The complete listing should be restated exactly.

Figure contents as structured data
[Start]

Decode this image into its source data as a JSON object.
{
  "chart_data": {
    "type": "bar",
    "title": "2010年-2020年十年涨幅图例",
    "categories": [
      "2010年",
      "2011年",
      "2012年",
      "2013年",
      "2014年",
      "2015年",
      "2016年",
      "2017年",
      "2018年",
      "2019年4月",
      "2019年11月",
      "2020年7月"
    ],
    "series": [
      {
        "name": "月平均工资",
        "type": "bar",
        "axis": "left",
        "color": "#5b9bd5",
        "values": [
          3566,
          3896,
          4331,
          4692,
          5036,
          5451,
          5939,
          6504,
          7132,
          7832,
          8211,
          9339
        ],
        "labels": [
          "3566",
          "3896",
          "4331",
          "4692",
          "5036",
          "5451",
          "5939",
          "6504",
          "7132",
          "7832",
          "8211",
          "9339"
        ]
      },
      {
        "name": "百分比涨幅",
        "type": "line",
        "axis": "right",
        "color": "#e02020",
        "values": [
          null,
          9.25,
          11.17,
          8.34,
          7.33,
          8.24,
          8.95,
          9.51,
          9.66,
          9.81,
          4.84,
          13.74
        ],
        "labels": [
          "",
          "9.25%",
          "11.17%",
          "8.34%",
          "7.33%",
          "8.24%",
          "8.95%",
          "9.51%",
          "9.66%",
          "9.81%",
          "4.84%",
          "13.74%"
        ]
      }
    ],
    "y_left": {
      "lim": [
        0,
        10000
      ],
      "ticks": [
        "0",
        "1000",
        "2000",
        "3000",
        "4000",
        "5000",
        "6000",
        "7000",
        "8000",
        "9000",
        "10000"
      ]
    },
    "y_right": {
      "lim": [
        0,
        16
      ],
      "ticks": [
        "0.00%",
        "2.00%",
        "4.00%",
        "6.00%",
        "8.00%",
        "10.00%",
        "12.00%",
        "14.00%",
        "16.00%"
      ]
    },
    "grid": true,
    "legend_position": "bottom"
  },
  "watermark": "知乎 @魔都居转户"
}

[End]

Response for this exercise →
Decode this image into its source data as a JSON object.
{
  "chart_data": {
    "type": "bar",
    "title": "2010年-2020年十年涨幅图例",
    "categories": [
      "2010年",
      "2011年",
      "2012年",
      "2013年",
      "2014年",
      "2015年",
      "2016年",
      "2017年",
      "2018年",
      "2019年4月",
      "2019年11月",
      "2020年7月"
    ],
    "series": [
      {
        "name": "月平均工资",
        "type": "bar",
        "axis": "left",
        "color": "#5b9bd5",
        "values": [
          3566,
          3896,
          4331,
          4692,
          5036,
          5451,
          5939,
          6504,
          7132,
          7832,
          8211,
          9339
        ],
        "labels": [
          "3566",
          "3896",
          "4331",
          "4692",
          "5036",
          "5451",
          "5939",
          "6504",
          "7132",
          "7832",
          "8211",
          "9339"
        ]
      },
      {
        "name": "百分比涨幅",
        "type": "line",
        "axis": "right",
        "color": "#e02020",
        "values": [
          null,
          9.25,
          11.17,
          8.34,
          7.33,
          8.24,
          8.95,
          9.51,
          9.66,
          9.81,
          4.84,
          13.74
        ],
        "labels": [
          "",
          "9.25%",
          "11.17%",
          "8.34%",
          "7.33%",
          "8.24%",
          "8.95%",
          "9.51%",
          "9.66%",
          "9.81%",
          "4.84%",
          "13.74%"
        ]
      }
    ],
    "y_left": {
      "lim": [
        0,
        10000
      ],
      "ticks": [
        "0",
        "1000",
        "2000",
        "3000",
        "4000",
        "5000",
        "6000",
        "7000",
        "8000",
        "9000",
        "10000"
      ]
    },
    "y_right": {
      "lim": [
        0,
        16
      ],
      "ticks": [
        "0.00%",
        "2.00%",
        "4.00%",
        "6.00%",
        "8.00%",
        "10.00%",
        "12.00%",
        "14.00%",
        "16.00%"
      ]
    },
    "grid": true,
    "legend_position": "bottom"
  },
  "watermark": "知乎 @魔都居转户"
}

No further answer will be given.